### Supplied material:
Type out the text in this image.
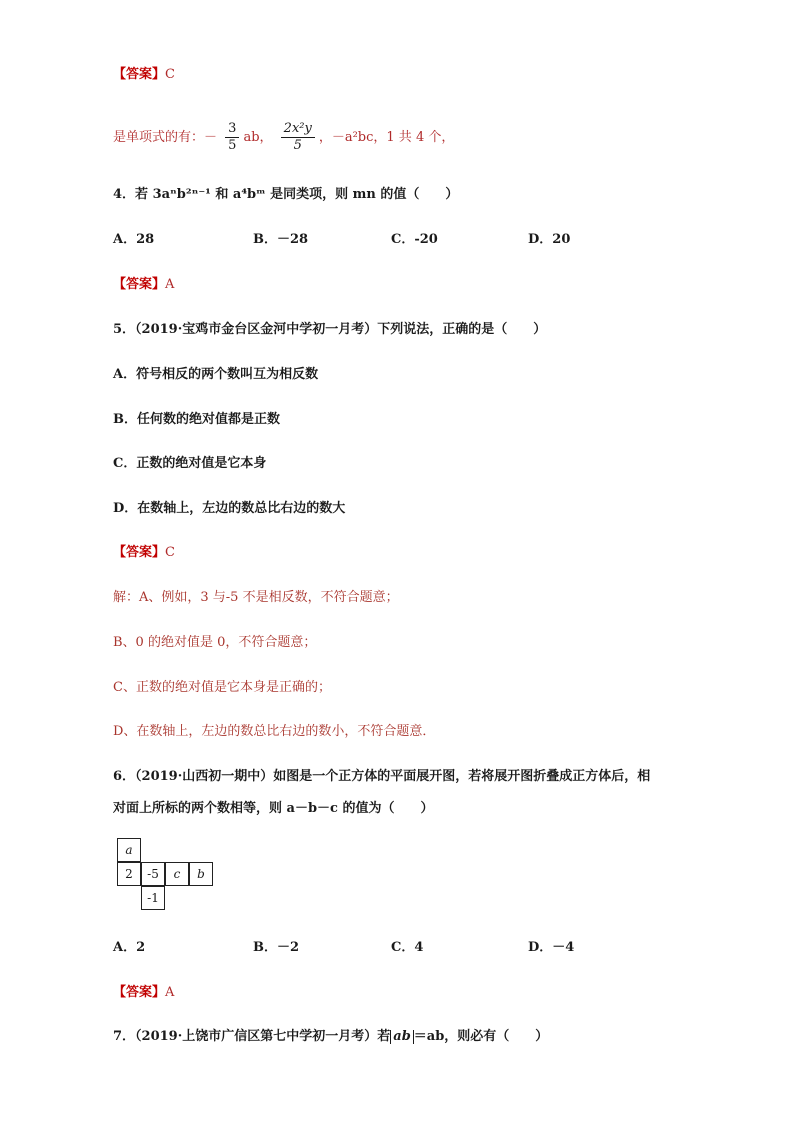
【答案】C
是单项式的有：－ $\frac{3}{5}$ ab， $\frac{\text{2x²y}}{5}$ ，－a²bc，1 共 4 个，
4．若 3aⁿb²ⁿ⁻¹ 和 a⁴bᵐ 是同类项，则 mn 的值（　　）
A．28	B．－28	C．-20	D．20
【答案】A
5．（2019·宝鸡市金台区金河中学初一月考）下列说法，正确的是（　　）
A．符号相反的两个数叫互为相反数
B．任何数的绝对值都是正数
C．正数的绝对值是它本身
D．在数轴上，左边的数总比右边的数大
【答案】C
解：A、例如，3 与-5 不是相反数，不符合题意；
B、0 的绝对值是 0，不符合题意；
C、正数的绝对值是它本身是正确的；
D、在数轴上，左边的数总比右边的数小，不符合题意．
6．（2019·山西初一期中）如图是一个正方体的平面展开图，若将展开图折叠成正方体后，相
对面上所标的两个数相等，则 a－b－c 的值为（　　）
a
2	-5	c	b
-1
A．2	B．－2	C．4	D．－4
【答案】A
7．（2019·上饶市广信区第七中学初一月考）若 ab ＝ab，则必有（　　）
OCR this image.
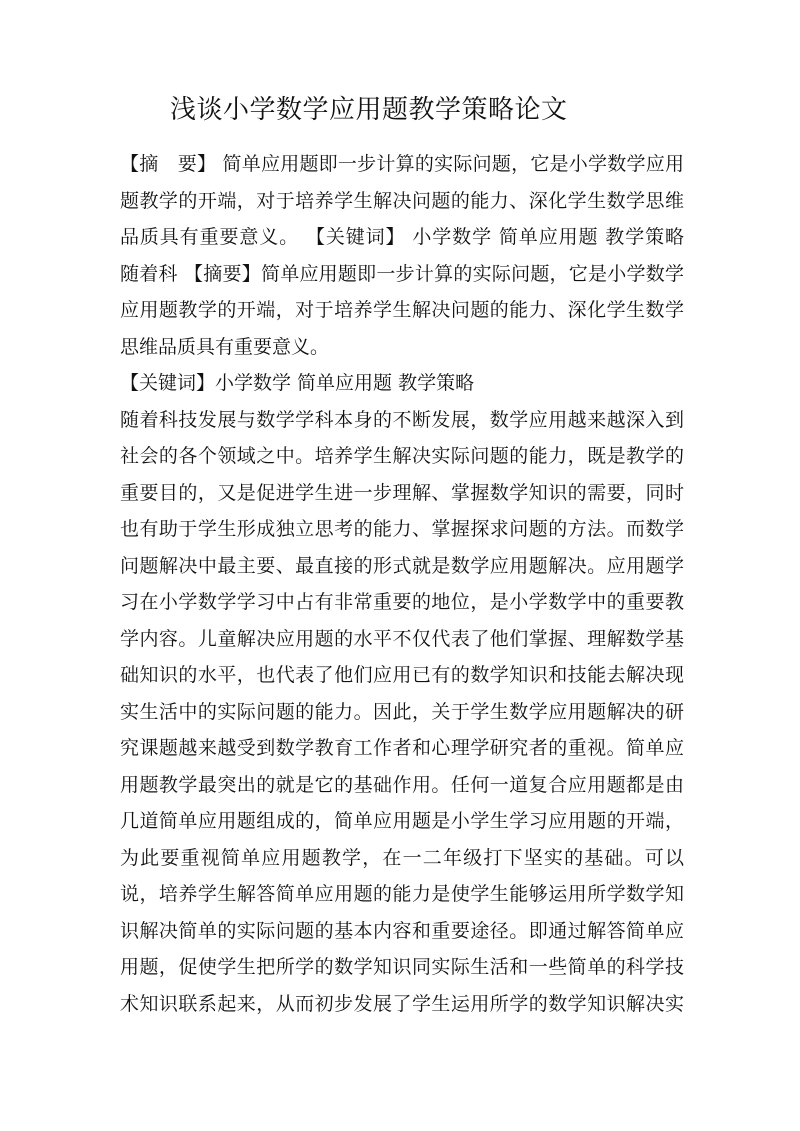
浅谈小学数学应用题教学策略论文
【摘　要】 简单应用题即一步计算的实际问题，它是小学数学应用
题教学的开端，对于培养学生解决问题的能力、深化学生数学思维
品质具有重要意义。 【关键词】 小学数学 简单应用题 教学策略
随着科 【摘要】简单应用题即一步计算的实际问题，它是小学数学
应用题教学的开端，对于培养学生解决问题的能力、深化学生数学
思维品质具有重要意义。
【关键词】小学数学 简单应用题 教学策略
随着科技发展与数学学科本身的不断发展，数学应用越来越深入到
社会的各个领域之中。培养学生解决实际问题的能力，既是教学的
重要目的，又是促进学生进一步理解、掌握数学知识的需要，同时
也有助于学生形成独立思考的能力、掌握探求问题的方法。而数学
问题解决中最主要、最直接的形式就是数学应用题解决。应用题学
习在小学数学学习中占有非常重要的地位，是小学数学中的重要教
学内容。儿童解决应用题的水平不仅代表了他们掌握、理解数学基
础知识的水平，也代表了他们应用已有的数学知识和技能去解决现
实生活中的实际问题的能力。因此，关于学生数学应用题解决的研
究课题越来越受到数学教育工作者和心理学研究者的重视。简单应
用题教学最突出的就是它的基础作用。任何一道复合应用题都是由
几道简单应用题组成的，简单应用题是小学生学习应用题的开端，
为此要重视简单应用题教学，在一二年级打下坚实的基础。可以
说，培养学生解答简单应用题的能力是使学生能够运用所学数学知
识解决简单的实际问题的基本内容和重要途径。即通过解答简单应
用题，促使学生把所学的数学知识同实际生活和一些简单的科学技
术知识联系起来，从而初步发展了学生运用所学的数学知识解决实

### Request:
Transcribe the listing in full and omit the pictures.

### Solution:
Type out the text in this image.
【答案】C
是单项式的有：－ $\frac{3}{5}$ ab， $\frac{\text{2x²y}}{5}$ ，－a²bc，1 共 4 个，
4．若 3aⁿb²ⁿ⁻¹ 和 a⁴bᵐ 是同类项，则 mn 的值（　　）
A．28	B．－28	C．-20	D．20
【答案】A
5．（2019·宝鸡市金台区金河中学初一月考）下列说法，正确的是（　　）
A．符号相反的两个数叫互为相反数
B．任何数的绝对值都是正数
C．正数的绝对值是它本身
D．在数轴上，左边的数总比右边的数大
【答案】C
解：A、例如，3 与-5 不是相反数，不符合题意；
B、0 的绝对值是 0，不符合题意；
C、正数的绝对值是它本身是正确的；
D、在数轴上，左边的数总比右边的数小，不符合题意．
6．（2019·山西初一期中）如图是一个正方体的平面展开图，若将展开图折叠成正方体后，相
对面上所标的两个数相等，则 a－b－c 的值为（　　）
a
2	-5	c	b
-1
A．2	B．－2	C．4	D．－4
【答案】A
7．（2019·上饶市广信区第七中学初一月考）若 ab ＝ab，则必有（　　）
OCR this image.
浅谈小学数学应用题教学策略论文
【摘　要】 简单应用题即一步计算的实际问题，它是小学数学应用
题教学的开端，对于培养学生解决问题的能力、深化学生数学思维
品质具有重要意义。 【关键词】 小学数学 简单应用题 教学策略
随着科 【摘要】简单应用题即一步计算的实际问题，它是小学数学
应用题教学的开端，对于培养学生解决问题的能力、深化学生数学
思维品质具有重要意义。
【关键词】小学数学 简单应用题 教学策略
随着科技发展与数学学科本身的不断发展，数学应用越来越深入到
社会的各个领域之中。培养学生解决实际问题的能力，既是教学的
重要目的，又是促进学生进一步理解、掌握数学知识的需要，同时
也有助于学生形成独立思考的能力、掌握探求问题的方法。而数学
问题解决中最主要、最直接的形式就是数学应用题解决。应用题学
习在小学数学学习中占有非常重要的地位，是小学数学中的重要教
学内容。儿童解决应用题的水平不仅代表了他们掌握、理解数学基
础知识的水平，也代表了他们应用已有的数学知识和技能去解决现
实生活中的实际问题的能力。因此，关于学生数学应用题解决的研
究课题越来越受到数学教育工作者和心理学研究者的重视。简单应
用题教学最突出的就是它的基础作用。任何一道复合应用题都是由
几道简单应用题组成的，简单应用题是小学生学习应用题的开端，
为此要重视简单应用题教学，在一二年级打下坚实的基础。可以
说，培养学生解答简单应用题的能力是使学生能够运用所学数学知
识解决简单的实际问题的基本内容和重要途径。即通过解答简单应
用题，促使学生把所学的数学知识同实际生活和一些简单的科学技
术知识联系起来，从而初步发展了学生运用所学的数学知识解决实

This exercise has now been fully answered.